__TASK INSTRUCTIONS__:
Every line below is to be copied exactly, with the pictures left out.

== MATERIAL FOR THIS TASK ==

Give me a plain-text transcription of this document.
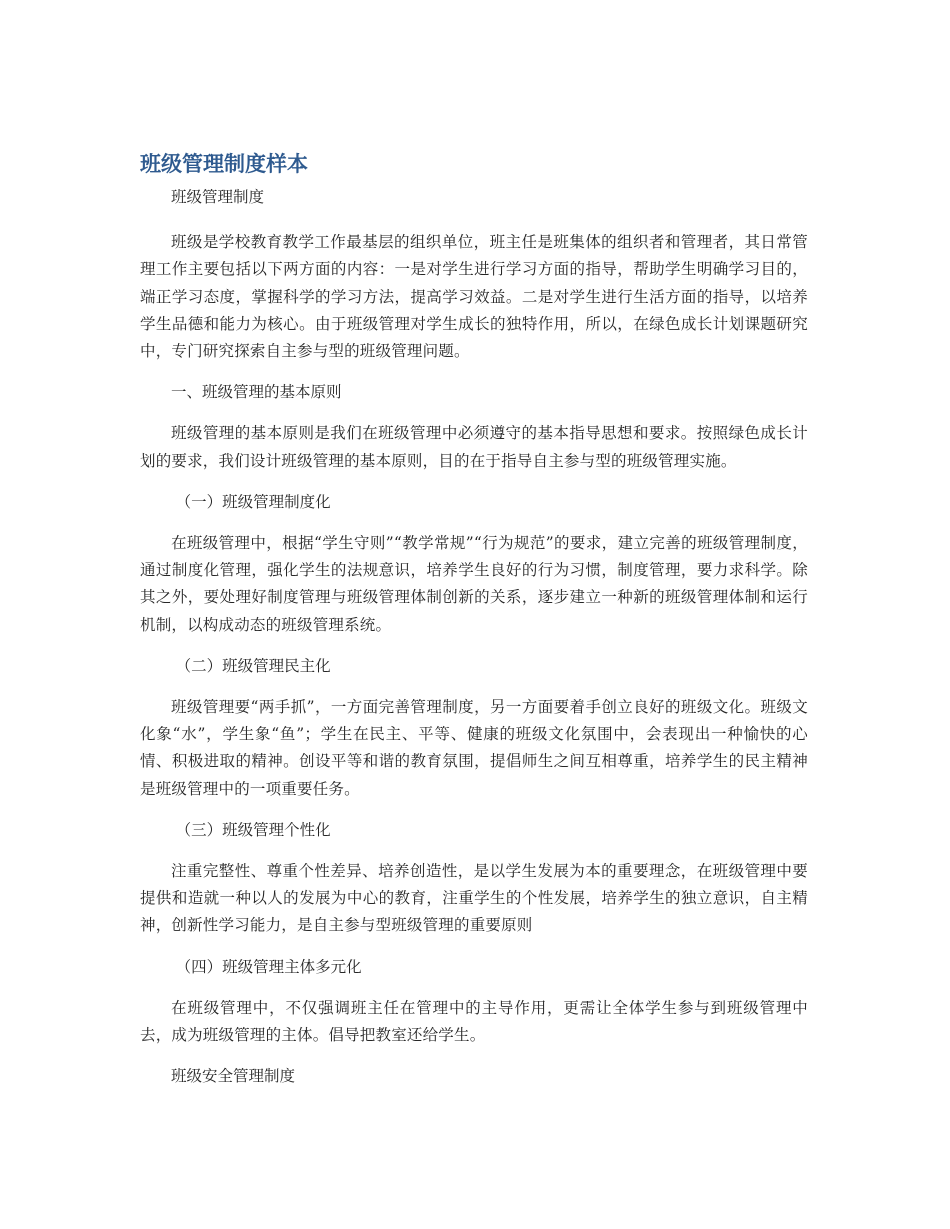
班级管理制度样本

班级管理制度

班级是学校教育教学工作最基层的组织单位，班主任是班集体的组织者和管理者，其日常管理工作主要包括以下两方面的内容：一是对学生进行学习方面的指导，帮助学生明确学习目的，端正学习态度，掌握科学的学习方法，提高学习效益。二是对学生进行生活方面的指导，以培养学生品德和能力为核心。由于班级管理对学生成长的独特作用，所以，在绿色成长计划课题研究中，专门研究探索自主参与型的班级管理问题。

一、班级管理的基本原则

班级管理的基本原则是我们在班级管理中必须遵守的基本指导思想和要求。按照绿色成长计划的要求，我们设计班级管理的基本原则，目的在于指导自主参与型的班级管理实施。

（一）班级管理制度化

在班级管理中，根据“学生守则”“教学常规”“行为规范”的要求，建立完善的班级管理制度，通过制度化管理，强化学生的法规意识，培养学生良好的行为习惯，制度管理，要力求科学。除其之外，要处理好制度管理与班级管理体制创新的关系，逐步建立一种新的班级管理体制和运行机制，以构成动态的班级管理系统。

（二）班级管理民主化

班级管理要“两手抓”，一方面完善管理制度，另一方面要着手创立良好的班级文化。班级文化象“水”，学生象“鱼”；学生在民主、平等、健康的班级文化氛围中，会表现出一种愉快的心情、积极进取的精神。创设平等和谐的教育氛围，提倡师生之间互相尊重，培养学生的民主精神是班级管理中的一项重要任务。

（三）班级管理个性化

注重完整性、尊重个性差异、培养创造性，是以学生发展为本的重要理念，在班级管理中要提供和造就一种以人的发展为中心的教育，注重学生的个性发展，培养学生的独立意识，自主精神，创新性学习能力，是自主参与型班级管理的重要原则

（四）班级管理主体多元化

在班级管理中，不仅强调班主任在管理中的主导作用，更需让全体学生参与到班级管理中去，成为班级管理的主体。倡导把教室还给学生。

班级安全管理制度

===

__EXERCISE RESPONSE__:
Give me a plain-text transcription of this document.
班级管理制度样本

班级管理制度

班级是学校教育教学工作最基层的组织单位，班主任是班集体的组织者和管理者，其日常管理工作主要包括以下两方面的内容：一是对学生进行学习方面的指导，帮助学生明确学习目的，端正学习态度，掌握科学的学习方法，提高学习效益。二是对学生进行生活方面的指导，以培养学生品德和能力为核心。由于班级管理对学生成长的独特作用，所以，在绿色成长计划课题研究中，专门研究探索自主参与型的班级管理问题。

一、班级管理的基本原则

班级管理的基本原则是我们在班级管理中必须遵守的基本指导思想和要求。按照绿色成长计划的要求，我们设计班级管理的基本原则，目的在于指导自主参与型的班级管理实施。

（一）班级管理制度化

在班级管理中，根据“学生守则”“教学常规”“行为规范”的要求，建立完善的班级管理制度，通过制度化管理，强化学生的法规意识，培养学生良好的行为习惯，制度管理，要力求科学。除其之外，要处理好制度管理与班级管理体制创新的关系，逐步建立一种新的班级管理体制和运行机制，以构成动态的班级管理系统。

（二）班级管理民主化

班级管理要“两手抓”，一方面完善管理制度，另一方面要着手创立良好的班级文化。班级文化象“水”，学生象“鱼”；学生在民主、平等、健康的班级文化氛围中，会表现出一种愉快的心情、积极进取的精神。创设平等和谐的教育氛围，提倡师生之间互相尊重，培养学生的民主精神是班级管理中的一项重要任务。

（三）班级管理个性化

注重完整性、尊重个性差异、培养创造性，是以学生发展为本的重要理念，在班级管理中要提供和造就一种以人的发展为中心的教育，注重学生的个性发展，培养学生的独立意识，自主精神，创新性学习能力，是自主参与型班级管理的重要原则

（四）班级管理主体多元化

在班级管理中，不仅强调班主任在管理中的主导作用，更需让全体学生参与到班级管理中去，成为班级管理的主体。倡导把教室还给学生。

班级安全管理制度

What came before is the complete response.